(Task instructions) Reproduce the lines of the data below, starting with the line that contains "Give me the" and ending with the line that contains "Localize all elements.", both included.

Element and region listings
## Start

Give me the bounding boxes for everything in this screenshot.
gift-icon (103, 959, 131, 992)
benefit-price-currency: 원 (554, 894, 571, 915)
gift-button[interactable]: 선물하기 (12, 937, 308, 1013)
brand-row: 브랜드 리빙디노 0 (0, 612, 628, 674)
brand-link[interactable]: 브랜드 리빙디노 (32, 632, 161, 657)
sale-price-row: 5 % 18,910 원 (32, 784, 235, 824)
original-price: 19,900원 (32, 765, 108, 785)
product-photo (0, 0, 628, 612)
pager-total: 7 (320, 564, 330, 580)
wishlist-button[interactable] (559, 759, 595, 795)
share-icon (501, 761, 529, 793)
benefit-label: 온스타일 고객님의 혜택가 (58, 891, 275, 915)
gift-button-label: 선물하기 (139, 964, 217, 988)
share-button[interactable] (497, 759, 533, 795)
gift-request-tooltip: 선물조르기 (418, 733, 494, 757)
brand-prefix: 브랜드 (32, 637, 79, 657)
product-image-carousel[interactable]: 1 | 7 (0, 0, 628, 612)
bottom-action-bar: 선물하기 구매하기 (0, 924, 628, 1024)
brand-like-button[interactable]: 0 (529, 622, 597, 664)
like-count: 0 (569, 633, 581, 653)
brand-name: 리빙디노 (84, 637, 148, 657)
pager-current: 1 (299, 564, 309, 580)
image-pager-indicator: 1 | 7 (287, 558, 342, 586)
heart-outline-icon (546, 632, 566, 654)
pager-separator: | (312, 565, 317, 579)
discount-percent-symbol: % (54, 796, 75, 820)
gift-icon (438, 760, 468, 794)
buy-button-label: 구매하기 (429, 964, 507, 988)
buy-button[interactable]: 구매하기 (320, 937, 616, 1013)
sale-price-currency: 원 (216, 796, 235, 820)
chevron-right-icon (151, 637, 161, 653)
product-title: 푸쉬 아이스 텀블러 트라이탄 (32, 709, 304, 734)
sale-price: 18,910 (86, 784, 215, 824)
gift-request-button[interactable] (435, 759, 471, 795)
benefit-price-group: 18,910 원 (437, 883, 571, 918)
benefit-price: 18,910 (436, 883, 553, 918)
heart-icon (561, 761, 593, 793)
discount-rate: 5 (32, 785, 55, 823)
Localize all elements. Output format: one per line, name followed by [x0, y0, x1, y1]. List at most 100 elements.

## End
## Start

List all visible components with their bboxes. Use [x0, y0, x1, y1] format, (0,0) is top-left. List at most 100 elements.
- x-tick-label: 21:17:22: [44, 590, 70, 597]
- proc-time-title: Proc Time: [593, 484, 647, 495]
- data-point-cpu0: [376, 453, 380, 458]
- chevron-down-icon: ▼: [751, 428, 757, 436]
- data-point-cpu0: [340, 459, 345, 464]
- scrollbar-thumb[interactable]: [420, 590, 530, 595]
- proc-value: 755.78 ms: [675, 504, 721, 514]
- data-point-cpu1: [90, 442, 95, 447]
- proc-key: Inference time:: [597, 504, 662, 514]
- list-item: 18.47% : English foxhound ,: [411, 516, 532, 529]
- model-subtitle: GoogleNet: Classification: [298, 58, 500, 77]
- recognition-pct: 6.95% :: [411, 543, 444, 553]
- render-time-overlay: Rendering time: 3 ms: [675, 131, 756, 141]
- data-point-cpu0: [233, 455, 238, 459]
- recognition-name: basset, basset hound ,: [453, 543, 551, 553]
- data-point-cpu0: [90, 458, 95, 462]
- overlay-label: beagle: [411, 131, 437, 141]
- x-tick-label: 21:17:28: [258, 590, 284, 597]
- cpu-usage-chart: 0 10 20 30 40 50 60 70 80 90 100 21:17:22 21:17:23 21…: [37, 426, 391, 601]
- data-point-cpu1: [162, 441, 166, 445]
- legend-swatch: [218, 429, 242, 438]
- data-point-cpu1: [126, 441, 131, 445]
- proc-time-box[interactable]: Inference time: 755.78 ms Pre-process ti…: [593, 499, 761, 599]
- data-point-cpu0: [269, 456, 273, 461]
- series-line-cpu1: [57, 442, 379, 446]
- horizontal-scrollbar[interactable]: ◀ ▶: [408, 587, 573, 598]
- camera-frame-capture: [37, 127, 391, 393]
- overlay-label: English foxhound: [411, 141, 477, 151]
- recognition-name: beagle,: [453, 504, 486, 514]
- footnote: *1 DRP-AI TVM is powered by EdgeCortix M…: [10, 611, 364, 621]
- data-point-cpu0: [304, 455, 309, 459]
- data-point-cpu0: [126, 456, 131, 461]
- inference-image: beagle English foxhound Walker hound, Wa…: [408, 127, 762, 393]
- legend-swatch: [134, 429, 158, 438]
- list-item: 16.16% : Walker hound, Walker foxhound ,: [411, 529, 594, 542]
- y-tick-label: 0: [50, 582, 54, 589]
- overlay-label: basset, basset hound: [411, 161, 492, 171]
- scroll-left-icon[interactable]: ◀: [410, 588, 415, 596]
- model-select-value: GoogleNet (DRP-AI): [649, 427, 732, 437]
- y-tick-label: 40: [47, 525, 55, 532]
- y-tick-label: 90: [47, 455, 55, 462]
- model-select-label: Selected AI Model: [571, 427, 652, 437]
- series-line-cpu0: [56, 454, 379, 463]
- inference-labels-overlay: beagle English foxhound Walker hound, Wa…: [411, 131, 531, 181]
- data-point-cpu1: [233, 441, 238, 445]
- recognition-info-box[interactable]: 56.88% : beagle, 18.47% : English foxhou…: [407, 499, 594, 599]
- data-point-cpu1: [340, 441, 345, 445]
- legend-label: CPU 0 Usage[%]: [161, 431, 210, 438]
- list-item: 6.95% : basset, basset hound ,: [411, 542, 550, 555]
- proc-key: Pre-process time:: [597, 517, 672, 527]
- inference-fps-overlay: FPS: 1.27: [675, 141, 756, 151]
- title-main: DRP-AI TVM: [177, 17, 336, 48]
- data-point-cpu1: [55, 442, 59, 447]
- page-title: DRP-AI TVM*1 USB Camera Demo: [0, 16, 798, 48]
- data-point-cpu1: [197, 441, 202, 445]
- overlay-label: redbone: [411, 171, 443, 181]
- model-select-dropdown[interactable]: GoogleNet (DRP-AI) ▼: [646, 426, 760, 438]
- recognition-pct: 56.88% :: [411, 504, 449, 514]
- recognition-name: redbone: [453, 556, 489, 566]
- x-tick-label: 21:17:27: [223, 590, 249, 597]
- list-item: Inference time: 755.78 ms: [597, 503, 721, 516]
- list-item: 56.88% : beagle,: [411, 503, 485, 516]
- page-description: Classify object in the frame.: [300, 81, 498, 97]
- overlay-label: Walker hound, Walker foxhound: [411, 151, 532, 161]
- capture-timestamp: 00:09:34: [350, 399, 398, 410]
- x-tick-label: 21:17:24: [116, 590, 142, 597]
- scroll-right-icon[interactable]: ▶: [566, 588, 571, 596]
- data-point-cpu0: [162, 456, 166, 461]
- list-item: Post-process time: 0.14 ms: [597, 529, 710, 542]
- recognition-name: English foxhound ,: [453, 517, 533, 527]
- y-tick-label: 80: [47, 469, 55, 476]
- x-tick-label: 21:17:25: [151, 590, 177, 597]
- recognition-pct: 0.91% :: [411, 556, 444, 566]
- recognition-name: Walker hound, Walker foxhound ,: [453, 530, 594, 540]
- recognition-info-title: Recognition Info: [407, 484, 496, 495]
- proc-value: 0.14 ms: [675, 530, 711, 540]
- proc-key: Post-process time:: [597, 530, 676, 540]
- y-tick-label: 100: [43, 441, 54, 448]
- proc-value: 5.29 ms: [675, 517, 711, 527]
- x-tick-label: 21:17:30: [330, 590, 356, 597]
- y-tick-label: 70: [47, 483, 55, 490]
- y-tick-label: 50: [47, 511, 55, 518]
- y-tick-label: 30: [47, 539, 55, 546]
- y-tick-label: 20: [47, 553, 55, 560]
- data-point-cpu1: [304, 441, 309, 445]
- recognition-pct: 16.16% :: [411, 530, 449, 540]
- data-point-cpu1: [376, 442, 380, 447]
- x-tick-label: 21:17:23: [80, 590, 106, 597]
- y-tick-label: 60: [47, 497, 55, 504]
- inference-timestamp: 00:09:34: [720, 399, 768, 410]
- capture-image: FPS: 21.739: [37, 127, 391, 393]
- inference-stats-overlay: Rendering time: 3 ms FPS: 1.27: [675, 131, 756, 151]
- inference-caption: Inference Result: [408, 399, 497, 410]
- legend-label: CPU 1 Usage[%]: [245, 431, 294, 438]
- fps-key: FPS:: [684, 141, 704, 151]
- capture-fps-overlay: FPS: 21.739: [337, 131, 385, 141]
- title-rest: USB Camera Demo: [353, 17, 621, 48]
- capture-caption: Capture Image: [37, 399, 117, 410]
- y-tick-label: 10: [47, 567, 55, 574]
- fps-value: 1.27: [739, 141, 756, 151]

## End

(The answer)
Give me the bounding boxes for everything in this screenshot.
gift-icon (103, 959, 131, 992)
benefit-price-currency: 원 (554, 894, 571, 915)
gift-button[interactable]: 선물하기 (12, 937, 308, 1013)
brand-row: 브랜드 리빙디노 0 (0, 612, 628, 674)
brand-link[interactable]: 브랜드 리빙디노 (32, 632, 161, 657)
sale-price-row: 5 % 18,910 원 (32, 784, 235, 824)
original-price: 19,900원 (32, 765, 108, 785)
product-photo (0, 0, 628, 612)
pager-total: 7 (320, 564, 330, 580)
wishlist-button[interactable] (559, 759, 595, 795)
share-icon (501, 761, 529, 793)
benefit-label: 온스타일 고객님의 혜택가 (58, 891, 275, 915)
gift-button-label: 선물하기 (139, 964, 217, 988)
share-button[interactable] (497, 759, 533, 795)
gift-request-tooltip: 선물조르기 (418, 733, 494, 757)
brand-prefix: 브랜드 (32, 637, 79, 657)
product-image-carousel[interactable]: 1 | 7 (0, 0, 628, 612)
bottom-action-bar: 선물하기 구매하기 (0, 924, 628, 1024)
brand-like-button[interactable]: 0 (529, 622, 597, 664)
like-count: 0 (569, 633, 581, 653)
brand-name: 리빙디노 (84, 637, 148, 657)
pager-current: 1 (299, 564, 309, 580)
image-pager-indicator: 1 | 7 (287, 558, 342, 586)
heart-outline-icon (546, 632, 566, 654)
pager-separator: | (312, 565, 317, 579)
discount-percent-symbol: % (54, 796, 75, 820)
gift-icon (438, 760, 468, 794)
buy-button-label: 구매하기 (429, 964, 507, 988)
buy-button[interactable]: 구매하기 (320, 937, 616, 1013)
sale-price-currency: 원 (216, 796, 235, 820)
chevron-right-icon (151, 637, 161, 653)
product-title: 푸쉬 아이스 텀블러 트라이탄 (32, 709, 304, 734)
sale-price: 18,910 (86, 784, 215, 824)
gift-request-button[interactable] (435, 759, 471, 795)
benefit-price-group: 18,910 원 (437, 883, 571, 918)
benefit-price: 18,910 (436, 883, 553, 918)
heart-icon (561, 761, 593, 793)
discount-rate: 5 (32, 785, 55, 823)
Localize all elements. Output format: one per line, name followed by [x0, y0, x1, y1]. List at most 100 elements.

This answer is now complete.